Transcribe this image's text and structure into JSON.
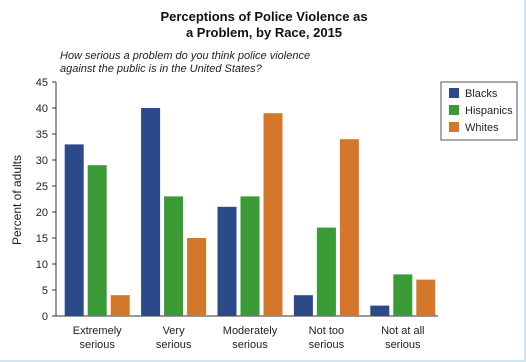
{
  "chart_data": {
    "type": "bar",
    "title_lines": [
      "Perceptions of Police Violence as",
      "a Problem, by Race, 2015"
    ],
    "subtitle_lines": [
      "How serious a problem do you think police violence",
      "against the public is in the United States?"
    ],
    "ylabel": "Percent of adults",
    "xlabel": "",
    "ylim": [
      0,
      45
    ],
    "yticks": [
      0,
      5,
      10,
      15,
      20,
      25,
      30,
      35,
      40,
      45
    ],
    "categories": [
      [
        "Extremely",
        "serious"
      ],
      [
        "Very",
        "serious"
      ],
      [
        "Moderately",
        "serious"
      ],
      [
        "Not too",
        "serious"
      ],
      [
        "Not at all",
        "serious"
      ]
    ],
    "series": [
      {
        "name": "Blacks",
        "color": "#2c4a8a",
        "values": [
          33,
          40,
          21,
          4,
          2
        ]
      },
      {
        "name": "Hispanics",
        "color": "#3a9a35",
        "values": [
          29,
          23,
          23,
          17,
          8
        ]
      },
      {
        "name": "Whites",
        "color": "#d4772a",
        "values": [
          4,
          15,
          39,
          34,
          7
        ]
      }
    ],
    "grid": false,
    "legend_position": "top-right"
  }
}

______

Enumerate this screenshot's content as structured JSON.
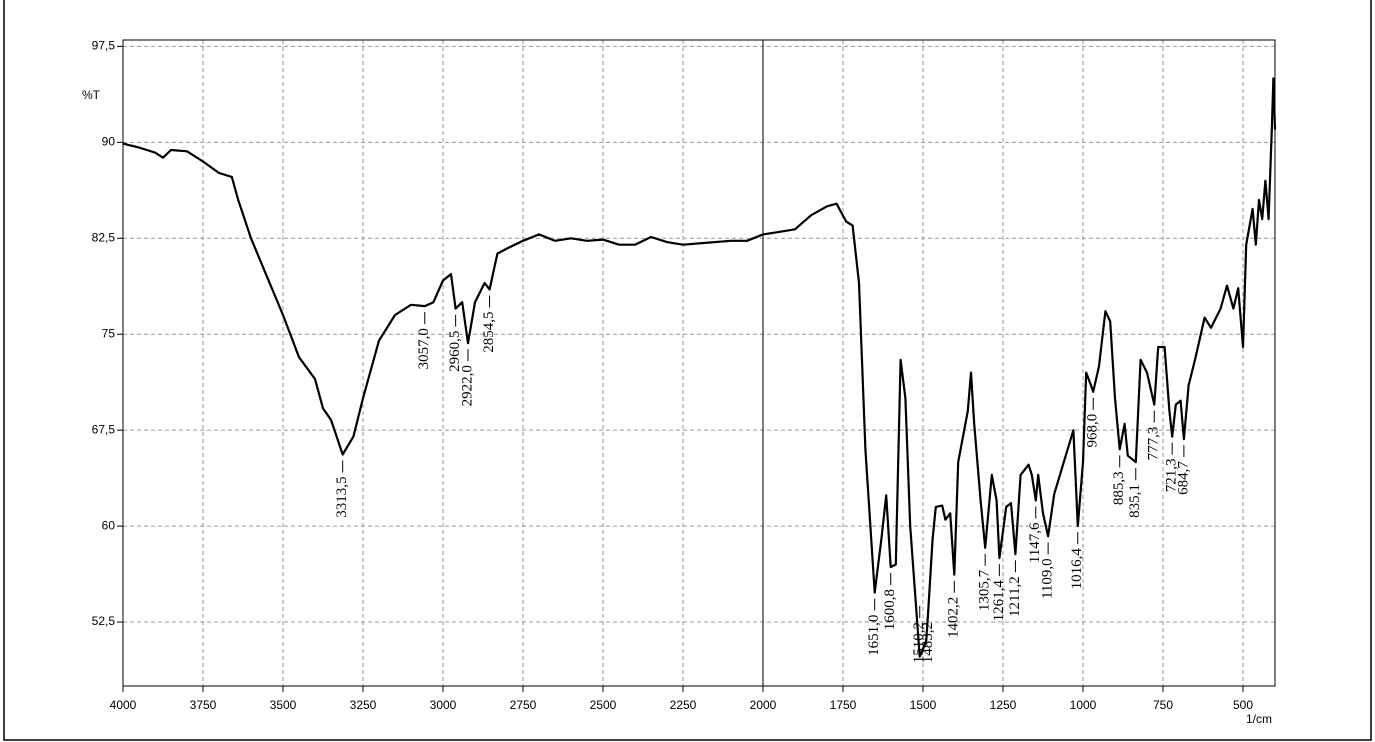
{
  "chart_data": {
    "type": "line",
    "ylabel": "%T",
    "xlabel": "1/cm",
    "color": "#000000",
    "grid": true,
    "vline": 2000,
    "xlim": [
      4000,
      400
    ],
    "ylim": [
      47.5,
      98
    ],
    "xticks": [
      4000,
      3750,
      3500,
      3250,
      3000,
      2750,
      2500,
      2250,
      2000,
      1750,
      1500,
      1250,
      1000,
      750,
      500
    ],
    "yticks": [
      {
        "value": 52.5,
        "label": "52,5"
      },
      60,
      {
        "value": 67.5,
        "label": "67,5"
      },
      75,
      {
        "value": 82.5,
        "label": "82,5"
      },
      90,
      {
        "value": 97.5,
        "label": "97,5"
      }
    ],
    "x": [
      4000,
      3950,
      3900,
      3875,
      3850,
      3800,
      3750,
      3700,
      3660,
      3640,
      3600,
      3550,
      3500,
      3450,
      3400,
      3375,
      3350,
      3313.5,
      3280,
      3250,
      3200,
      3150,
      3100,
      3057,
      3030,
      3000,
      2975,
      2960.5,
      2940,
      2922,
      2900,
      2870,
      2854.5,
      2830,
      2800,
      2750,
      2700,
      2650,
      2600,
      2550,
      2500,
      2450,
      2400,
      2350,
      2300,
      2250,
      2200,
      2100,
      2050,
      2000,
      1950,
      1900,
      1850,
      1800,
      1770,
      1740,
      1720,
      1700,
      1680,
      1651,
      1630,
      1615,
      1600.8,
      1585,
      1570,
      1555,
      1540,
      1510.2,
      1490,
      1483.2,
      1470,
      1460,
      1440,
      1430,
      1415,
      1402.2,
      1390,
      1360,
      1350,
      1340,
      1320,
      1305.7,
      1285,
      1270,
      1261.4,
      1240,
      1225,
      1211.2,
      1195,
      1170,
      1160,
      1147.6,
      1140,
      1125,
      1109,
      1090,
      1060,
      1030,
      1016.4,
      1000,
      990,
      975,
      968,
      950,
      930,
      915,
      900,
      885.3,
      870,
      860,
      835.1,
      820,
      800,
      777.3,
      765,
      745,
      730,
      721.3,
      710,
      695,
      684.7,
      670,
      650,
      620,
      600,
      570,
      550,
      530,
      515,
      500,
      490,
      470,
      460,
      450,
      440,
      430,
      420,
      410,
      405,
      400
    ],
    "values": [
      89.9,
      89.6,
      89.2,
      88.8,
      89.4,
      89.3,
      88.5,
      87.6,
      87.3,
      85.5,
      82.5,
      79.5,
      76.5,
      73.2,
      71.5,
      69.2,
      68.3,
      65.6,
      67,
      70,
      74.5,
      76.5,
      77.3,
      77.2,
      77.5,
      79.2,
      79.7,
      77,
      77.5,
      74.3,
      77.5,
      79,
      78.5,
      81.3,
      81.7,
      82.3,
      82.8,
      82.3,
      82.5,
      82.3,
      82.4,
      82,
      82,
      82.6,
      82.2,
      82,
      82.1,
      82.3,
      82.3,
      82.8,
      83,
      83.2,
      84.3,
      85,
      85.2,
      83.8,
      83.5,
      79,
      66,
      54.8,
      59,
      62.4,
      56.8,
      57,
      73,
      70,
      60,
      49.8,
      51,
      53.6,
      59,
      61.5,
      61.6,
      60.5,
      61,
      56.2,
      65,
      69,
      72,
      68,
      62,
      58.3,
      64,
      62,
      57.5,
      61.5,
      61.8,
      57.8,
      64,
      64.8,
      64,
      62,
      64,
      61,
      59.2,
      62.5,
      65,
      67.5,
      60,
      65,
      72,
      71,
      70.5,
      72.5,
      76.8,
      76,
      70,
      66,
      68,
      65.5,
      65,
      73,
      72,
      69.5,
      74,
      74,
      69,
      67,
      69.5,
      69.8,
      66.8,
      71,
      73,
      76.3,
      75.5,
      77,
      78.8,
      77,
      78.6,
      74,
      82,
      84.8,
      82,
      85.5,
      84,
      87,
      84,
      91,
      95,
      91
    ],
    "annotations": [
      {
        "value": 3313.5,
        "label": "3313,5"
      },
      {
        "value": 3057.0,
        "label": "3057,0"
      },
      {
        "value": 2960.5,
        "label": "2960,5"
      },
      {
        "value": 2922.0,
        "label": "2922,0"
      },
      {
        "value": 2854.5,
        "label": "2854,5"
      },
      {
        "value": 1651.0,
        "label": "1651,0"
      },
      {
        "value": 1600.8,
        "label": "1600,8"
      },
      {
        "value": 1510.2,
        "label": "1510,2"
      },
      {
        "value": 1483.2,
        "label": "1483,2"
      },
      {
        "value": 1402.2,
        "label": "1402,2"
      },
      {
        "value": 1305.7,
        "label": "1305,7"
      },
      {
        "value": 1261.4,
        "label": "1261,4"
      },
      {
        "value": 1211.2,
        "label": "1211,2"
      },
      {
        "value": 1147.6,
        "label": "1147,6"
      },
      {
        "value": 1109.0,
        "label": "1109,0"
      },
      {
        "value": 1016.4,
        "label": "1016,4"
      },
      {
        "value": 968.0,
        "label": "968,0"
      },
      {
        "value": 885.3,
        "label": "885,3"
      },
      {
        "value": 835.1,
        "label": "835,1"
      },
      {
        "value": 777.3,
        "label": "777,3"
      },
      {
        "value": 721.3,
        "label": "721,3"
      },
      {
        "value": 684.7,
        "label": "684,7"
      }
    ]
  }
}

______

* [CHALLENGE]
Go through the entries above and pull out each line with "name" in it.

* [EXPECTED ANSWER]
        "name": "Blacks",
        "name": "Hispanics",
        "name": "Whites",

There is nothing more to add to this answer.